» Set task
Write out all lines holding the word "pains".
#### Input records
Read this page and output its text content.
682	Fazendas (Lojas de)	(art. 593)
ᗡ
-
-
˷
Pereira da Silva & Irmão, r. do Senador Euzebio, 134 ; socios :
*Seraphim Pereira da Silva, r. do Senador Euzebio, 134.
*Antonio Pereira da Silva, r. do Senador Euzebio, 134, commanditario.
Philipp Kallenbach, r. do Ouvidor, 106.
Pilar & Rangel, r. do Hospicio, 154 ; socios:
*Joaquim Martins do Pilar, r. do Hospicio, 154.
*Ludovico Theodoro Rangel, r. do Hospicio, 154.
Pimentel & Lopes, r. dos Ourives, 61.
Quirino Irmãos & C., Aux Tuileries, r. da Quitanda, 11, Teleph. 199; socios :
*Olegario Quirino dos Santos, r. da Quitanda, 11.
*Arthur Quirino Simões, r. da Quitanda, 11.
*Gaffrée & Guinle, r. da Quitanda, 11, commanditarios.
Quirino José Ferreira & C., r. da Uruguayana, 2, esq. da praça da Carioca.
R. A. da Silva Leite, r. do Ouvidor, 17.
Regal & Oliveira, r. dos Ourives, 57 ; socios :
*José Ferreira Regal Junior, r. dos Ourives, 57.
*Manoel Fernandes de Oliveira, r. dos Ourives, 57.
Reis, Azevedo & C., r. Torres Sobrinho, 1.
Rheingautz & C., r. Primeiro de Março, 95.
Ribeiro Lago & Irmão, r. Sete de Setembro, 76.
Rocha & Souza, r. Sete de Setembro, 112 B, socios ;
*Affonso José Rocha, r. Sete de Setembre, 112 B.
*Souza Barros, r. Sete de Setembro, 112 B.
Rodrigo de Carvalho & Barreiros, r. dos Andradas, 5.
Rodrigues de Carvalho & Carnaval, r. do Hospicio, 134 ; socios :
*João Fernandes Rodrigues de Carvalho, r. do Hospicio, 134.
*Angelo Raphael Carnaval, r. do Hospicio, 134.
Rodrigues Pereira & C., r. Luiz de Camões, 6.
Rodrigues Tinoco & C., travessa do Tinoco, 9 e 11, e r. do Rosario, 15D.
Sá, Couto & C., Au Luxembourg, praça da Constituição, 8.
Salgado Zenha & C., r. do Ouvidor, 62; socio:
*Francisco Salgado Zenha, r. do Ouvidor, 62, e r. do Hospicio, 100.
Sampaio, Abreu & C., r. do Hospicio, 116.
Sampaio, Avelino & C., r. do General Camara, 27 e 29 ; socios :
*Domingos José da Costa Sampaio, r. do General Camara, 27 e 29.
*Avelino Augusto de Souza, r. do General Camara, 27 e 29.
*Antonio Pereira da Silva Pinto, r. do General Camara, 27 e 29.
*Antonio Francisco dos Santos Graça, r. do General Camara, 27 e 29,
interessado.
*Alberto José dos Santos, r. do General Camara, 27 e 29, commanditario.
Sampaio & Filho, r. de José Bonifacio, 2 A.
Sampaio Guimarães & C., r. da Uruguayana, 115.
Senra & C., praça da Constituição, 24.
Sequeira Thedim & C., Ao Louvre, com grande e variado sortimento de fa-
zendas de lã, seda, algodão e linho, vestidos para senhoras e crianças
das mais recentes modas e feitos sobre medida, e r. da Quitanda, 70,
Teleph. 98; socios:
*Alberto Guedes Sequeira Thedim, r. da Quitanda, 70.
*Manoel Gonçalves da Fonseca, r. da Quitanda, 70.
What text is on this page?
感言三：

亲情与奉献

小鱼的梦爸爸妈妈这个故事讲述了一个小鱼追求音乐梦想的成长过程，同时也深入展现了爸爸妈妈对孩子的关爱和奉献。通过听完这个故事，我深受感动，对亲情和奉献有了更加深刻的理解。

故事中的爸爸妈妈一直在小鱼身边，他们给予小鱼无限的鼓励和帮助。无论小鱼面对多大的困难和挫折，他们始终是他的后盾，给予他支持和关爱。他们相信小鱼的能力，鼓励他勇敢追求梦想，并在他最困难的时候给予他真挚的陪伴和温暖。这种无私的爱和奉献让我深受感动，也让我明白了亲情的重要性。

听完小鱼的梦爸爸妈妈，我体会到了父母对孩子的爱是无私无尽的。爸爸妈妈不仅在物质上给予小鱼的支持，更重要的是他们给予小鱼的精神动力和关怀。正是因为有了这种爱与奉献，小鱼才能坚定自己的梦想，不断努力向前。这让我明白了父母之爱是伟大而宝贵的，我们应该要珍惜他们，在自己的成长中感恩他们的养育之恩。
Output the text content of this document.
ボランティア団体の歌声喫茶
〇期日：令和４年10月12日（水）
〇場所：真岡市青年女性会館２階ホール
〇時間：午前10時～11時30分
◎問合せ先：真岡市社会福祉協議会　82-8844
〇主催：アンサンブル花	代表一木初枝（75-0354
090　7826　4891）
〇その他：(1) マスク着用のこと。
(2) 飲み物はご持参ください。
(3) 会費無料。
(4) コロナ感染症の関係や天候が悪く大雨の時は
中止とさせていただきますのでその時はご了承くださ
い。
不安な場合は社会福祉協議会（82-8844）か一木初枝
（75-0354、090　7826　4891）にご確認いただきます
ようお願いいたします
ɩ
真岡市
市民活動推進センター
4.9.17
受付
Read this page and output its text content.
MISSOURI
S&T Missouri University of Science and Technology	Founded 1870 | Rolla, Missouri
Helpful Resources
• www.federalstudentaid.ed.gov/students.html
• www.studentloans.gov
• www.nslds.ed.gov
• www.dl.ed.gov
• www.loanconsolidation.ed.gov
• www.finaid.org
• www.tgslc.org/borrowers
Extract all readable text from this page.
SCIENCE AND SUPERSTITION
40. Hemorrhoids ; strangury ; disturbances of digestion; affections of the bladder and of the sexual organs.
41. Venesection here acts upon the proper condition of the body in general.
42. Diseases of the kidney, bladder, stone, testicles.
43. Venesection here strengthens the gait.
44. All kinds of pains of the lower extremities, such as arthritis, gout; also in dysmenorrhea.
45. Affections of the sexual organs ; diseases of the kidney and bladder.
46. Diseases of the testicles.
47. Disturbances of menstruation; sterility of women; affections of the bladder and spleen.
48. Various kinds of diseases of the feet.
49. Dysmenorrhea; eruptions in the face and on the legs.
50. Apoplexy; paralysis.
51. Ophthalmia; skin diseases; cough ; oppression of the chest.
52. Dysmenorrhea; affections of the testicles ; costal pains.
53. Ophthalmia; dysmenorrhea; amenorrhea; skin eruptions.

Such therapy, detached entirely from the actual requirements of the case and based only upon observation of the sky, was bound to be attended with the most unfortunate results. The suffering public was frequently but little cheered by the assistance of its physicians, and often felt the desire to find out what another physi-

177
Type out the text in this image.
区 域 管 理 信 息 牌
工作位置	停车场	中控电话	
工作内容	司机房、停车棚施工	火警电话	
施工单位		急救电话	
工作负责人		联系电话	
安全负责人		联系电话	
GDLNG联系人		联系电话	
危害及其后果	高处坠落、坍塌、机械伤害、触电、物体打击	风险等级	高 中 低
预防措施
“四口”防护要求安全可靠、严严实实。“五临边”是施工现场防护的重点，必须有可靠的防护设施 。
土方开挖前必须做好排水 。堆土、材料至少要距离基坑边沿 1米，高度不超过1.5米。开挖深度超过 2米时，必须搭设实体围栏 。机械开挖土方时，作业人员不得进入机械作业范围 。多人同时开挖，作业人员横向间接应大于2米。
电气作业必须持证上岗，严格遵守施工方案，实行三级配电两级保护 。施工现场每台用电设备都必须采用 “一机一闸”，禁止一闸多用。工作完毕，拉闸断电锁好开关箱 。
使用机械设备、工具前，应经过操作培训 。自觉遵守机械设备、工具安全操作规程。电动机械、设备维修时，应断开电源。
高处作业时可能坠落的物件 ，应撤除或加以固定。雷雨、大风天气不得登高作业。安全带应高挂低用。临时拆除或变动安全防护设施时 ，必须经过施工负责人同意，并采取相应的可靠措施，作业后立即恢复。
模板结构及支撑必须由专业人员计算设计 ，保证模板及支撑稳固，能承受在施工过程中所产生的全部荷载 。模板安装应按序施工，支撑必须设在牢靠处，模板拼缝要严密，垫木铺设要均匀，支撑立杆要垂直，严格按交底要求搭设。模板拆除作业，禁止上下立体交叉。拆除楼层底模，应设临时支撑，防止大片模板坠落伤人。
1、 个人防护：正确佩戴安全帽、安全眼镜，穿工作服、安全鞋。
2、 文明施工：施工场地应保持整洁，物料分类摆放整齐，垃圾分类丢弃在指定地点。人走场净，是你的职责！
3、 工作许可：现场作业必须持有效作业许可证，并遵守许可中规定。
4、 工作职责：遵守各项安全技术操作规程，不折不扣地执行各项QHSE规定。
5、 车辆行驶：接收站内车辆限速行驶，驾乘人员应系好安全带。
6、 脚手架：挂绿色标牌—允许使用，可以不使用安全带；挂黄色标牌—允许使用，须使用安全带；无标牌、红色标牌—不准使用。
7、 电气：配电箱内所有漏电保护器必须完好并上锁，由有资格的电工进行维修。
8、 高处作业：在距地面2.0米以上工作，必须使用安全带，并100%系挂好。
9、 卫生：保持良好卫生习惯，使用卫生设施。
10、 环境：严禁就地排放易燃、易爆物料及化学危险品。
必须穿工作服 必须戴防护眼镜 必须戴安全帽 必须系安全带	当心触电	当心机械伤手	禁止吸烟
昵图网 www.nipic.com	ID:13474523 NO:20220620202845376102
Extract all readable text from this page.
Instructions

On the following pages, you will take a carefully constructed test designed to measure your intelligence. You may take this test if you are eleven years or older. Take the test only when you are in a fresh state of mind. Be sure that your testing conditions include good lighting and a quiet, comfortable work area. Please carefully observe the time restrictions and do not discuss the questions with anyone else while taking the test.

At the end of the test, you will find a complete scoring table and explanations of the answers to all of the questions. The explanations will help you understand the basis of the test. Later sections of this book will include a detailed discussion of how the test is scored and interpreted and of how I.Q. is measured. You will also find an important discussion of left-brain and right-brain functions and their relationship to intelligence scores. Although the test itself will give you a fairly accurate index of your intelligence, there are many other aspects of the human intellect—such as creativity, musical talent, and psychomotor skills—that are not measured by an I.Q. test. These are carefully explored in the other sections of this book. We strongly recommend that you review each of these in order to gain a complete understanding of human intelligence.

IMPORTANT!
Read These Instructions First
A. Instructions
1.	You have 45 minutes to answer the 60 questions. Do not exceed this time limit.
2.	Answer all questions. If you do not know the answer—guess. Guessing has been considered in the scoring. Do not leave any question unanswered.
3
########
» Solution to the problem
44. All kinds of pains of the lower extremities, such as arthritis, gout; also in dysmenorrhea.
52. Dysmenorrhea; affections of the testicles ; costal pains.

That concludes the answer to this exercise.